== Extracted data entries ==
___
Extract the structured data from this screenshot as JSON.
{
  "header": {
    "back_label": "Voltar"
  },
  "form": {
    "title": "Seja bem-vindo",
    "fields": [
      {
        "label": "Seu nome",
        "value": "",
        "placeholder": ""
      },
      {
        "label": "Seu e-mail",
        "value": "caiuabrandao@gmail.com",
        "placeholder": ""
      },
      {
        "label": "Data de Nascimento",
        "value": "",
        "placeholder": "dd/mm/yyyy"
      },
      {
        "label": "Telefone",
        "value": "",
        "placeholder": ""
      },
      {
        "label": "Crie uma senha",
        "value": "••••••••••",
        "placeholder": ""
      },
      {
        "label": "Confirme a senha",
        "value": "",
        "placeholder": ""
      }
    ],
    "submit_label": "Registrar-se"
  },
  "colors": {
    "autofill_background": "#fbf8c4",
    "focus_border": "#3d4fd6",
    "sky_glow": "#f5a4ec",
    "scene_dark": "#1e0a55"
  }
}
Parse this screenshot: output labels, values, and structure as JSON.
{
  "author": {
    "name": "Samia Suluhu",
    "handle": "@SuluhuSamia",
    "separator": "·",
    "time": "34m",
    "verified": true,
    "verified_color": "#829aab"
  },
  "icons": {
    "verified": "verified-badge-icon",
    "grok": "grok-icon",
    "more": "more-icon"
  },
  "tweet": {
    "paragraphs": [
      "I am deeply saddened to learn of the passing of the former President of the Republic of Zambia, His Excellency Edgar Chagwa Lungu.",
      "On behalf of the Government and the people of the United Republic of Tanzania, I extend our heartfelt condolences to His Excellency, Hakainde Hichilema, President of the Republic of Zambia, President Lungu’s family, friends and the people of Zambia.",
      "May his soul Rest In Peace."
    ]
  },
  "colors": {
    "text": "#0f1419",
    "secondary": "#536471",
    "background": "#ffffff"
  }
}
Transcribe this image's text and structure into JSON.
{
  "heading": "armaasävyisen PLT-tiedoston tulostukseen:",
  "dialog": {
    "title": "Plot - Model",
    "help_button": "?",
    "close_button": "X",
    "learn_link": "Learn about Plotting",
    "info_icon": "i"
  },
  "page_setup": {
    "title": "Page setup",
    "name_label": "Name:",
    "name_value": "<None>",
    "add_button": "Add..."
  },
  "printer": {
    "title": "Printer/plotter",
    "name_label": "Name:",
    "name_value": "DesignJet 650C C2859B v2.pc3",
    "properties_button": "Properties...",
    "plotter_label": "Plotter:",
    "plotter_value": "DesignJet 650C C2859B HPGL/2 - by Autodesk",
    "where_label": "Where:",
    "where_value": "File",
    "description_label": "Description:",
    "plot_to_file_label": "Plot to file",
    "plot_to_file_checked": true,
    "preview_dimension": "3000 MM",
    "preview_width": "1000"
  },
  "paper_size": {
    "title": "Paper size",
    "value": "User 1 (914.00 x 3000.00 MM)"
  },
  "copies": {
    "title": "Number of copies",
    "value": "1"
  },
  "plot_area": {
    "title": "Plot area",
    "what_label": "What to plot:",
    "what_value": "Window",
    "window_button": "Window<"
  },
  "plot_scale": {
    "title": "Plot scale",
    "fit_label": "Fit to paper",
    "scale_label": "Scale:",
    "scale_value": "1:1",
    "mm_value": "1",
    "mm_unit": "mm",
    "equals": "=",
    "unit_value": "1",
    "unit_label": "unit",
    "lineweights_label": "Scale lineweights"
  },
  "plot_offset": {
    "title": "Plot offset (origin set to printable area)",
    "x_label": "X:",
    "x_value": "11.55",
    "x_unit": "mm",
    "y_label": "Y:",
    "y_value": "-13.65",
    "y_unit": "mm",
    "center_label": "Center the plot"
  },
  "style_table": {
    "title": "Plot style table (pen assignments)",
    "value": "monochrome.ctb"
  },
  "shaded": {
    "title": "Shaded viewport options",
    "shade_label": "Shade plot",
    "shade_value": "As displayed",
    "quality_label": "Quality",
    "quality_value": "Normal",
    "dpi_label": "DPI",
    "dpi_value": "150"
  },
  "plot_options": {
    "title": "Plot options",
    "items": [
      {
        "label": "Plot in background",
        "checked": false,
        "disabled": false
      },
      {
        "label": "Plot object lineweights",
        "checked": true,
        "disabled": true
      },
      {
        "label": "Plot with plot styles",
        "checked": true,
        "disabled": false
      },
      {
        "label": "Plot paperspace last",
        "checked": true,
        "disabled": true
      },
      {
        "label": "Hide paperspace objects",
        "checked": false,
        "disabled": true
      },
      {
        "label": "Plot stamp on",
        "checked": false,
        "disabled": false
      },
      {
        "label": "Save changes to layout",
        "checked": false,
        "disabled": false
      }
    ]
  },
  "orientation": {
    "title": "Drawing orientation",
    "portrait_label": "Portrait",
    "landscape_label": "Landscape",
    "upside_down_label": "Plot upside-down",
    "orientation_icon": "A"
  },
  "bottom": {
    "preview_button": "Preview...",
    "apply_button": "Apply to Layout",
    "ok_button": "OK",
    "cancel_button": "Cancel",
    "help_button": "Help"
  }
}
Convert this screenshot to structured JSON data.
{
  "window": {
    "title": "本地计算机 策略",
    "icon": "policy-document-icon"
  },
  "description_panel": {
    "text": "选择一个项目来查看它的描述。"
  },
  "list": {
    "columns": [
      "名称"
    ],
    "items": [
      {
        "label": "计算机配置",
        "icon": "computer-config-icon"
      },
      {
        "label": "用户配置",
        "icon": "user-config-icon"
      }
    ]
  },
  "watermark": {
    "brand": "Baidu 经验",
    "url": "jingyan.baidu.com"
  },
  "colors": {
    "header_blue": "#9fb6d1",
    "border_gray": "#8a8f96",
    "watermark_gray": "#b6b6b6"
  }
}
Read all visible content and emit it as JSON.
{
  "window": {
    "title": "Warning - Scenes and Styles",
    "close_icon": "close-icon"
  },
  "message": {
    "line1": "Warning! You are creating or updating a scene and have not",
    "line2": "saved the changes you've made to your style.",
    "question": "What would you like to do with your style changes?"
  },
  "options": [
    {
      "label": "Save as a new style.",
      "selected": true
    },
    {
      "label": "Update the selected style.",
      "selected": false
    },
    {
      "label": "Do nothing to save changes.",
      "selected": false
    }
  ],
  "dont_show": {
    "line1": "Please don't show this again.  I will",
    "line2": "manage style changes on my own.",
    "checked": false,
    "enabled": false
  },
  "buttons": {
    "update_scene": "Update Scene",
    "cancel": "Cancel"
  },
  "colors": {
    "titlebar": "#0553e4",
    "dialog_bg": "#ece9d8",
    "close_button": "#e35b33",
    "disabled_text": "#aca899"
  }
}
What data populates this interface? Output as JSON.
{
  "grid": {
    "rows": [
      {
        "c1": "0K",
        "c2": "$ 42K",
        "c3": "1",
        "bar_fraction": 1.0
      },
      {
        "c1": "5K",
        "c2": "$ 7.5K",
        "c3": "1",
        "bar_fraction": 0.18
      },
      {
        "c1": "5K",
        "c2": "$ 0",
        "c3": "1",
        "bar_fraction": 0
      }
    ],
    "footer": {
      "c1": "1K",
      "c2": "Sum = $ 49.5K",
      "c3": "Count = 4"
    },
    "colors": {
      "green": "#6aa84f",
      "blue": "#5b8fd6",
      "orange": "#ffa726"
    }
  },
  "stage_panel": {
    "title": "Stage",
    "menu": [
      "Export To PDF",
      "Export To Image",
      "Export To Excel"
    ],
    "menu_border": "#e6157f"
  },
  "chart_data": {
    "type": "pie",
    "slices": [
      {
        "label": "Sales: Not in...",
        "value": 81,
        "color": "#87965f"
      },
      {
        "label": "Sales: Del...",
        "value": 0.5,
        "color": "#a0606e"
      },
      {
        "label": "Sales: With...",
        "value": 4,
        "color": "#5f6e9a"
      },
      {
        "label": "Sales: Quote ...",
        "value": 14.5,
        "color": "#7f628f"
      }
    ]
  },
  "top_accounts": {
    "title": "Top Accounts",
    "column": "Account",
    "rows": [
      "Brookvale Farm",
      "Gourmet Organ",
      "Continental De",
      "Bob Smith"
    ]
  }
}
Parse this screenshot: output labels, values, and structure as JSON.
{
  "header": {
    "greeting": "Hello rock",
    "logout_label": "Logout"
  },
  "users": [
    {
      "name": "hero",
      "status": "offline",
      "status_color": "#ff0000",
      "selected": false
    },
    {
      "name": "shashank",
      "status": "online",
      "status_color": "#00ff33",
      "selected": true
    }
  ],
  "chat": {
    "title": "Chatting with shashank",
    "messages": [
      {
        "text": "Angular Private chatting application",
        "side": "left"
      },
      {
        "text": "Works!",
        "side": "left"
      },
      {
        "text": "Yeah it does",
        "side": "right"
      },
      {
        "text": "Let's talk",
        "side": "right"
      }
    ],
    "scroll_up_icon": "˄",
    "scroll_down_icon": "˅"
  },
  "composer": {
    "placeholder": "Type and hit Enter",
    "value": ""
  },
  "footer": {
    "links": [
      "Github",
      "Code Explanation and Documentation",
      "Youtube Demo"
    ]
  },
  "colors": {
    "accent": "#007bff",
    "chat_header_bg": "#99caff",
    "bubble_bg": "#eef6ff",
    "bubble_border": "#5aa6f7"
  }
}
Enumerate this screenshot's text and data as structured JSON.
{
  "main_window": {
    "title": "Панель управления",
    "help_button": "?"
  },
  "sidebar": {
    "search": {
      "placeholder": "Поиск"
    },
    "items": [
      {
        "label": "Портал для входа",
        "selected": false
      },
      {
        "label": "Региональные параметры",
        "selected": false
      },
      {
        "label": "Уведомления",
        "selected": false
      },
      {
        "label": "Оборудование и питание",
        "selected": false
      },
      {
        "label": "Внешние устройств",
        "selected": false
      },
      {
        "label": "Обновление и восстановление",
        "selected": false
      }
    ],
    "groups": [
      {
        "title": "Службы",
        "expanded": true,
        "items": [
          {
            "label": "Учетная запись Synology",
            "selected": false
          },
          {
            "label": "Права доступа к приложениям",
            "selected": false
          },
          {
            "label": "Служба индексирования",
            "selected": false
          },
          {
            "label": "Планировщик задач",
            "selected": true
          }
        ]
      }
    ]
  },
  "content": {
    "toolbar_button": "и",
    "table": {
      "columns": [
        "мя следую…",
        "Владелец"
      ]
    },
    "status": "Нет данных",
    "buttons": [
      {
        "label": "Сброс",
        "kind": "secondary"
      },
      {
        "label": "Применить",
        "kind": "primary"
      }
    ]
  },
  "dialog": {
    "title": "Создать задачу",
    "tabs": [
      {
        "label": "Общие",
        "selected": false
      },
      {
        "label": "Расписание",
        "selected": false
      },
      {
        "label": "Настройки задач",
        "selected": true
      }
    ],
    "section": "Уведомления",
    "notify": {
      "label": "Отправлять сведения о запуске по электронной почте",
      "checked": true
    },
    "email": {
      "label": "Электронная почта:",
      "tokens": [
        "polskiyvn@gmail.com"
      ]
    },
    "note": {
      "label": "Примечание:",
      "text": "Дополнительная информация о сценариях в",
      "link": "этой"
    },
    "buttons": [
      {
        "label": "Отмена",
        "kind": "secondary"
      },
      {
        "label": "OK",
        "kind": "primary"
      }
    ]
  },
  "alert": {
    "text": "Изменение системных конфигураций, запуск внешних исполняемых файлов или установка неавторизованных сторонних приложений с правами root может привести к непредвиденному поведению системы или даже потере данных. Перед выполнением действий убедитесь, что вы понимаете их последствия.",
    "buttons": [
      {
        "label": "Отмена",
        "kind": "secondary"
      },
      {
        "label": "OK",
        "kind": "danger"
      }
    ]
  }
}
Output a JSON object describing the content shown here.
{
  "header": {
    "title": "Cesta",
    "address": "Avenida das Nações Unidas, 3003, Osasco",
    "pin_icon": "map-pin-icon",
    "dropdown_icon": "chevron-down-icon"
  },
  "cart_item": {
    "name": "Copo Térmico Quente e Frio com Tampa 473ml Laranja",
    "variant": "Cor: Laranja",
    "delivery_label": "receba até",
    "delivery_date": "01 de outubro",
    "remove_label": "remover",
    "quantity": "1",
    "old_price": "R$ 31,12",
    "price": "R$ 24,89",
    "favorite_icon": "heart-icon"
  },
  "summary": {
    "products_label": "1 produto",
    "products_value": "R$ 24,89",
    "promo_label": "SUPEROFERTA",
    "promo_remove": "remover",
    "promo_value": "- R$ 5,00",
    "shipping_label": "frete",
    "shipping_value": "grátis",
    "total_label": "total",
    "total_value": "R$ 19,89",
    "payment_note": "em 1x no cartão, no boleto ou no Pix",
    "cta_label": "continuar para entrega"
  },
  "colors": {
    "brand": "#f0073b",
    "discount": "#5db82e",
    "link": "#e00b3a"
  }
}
___
== TASK PROMPT ==
Work out how many lines above have the string "content" in them, and give only the number.

== WRITTEN SOLUTION ==
3